Figure record listings:
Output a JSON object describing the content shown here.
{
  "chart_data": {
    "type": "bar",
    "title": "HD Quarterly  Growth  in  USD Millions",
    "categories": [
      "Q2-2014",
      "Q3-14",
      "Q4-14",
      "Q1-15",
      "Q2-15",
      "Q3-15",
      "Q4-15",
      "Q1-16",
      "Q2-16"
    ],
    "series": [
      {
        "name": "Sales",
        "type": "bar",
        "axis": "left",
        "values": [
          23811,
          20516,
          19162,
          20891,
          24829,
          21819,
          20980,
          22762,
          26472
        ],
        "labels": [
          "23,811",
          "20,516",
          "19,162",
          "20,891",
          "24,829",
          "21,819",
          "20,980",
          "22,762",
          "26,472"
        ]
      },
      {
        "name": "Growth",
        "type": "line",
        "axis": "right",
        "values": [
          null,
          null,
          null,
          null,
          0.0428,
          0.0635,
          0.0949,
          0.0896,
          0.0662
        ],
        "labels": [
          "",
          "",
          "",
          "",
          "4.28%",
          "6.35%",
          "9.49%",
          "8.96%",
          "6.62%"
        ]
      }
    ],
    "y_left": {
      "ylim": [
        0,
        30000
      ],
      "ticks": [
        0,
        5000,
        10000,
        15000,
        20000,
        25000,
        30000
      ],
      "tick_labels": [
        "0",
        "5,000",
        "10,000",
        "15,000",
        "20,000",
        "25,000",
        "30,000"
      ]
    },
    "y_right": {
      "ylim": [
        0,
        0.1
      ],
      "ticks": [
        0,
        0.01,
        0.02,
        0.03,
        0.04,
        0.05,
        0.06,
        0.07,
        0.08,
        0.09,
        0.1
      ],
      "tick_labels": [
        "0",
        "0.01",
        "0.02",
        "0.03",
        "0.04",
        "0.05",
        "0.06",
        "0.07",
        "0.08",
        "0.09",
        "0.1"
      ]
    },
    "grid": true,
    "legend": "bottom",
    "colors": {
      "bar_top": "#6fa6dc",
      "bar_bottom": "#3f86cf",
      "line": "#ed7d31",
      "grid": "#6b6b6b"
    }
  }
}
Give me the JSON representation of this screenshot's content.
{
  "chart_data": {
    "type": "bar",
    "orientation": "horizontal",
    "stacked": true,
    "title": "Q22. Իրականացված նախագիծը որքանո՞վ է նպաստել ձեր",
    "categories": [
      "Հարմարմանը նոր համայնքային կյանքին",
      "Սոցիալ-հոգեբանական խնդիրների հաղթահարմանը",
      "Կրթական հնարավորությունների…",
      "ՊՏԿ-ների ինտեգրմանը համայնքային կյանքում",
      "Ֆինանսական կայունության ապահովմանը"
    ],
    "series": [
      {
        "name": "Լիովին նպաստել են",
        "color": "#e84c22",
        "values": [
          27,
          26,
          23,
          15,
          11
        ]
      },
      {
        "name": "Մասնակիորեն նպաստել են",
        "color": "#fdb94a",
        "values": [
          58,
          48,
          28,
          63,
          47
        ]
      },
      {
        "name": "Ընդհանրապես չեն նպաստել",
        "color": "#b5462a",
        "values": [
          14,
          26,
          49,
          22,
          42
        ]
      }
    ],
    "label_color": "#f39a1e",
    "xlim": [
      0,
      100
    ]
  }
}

- [What to work on] Search the entries for the word "content" and pick out every line that holds it.

- [Expected answer]
Output a JSON object describing the content shown here.
Give me the JSON representation of this screenshot's content.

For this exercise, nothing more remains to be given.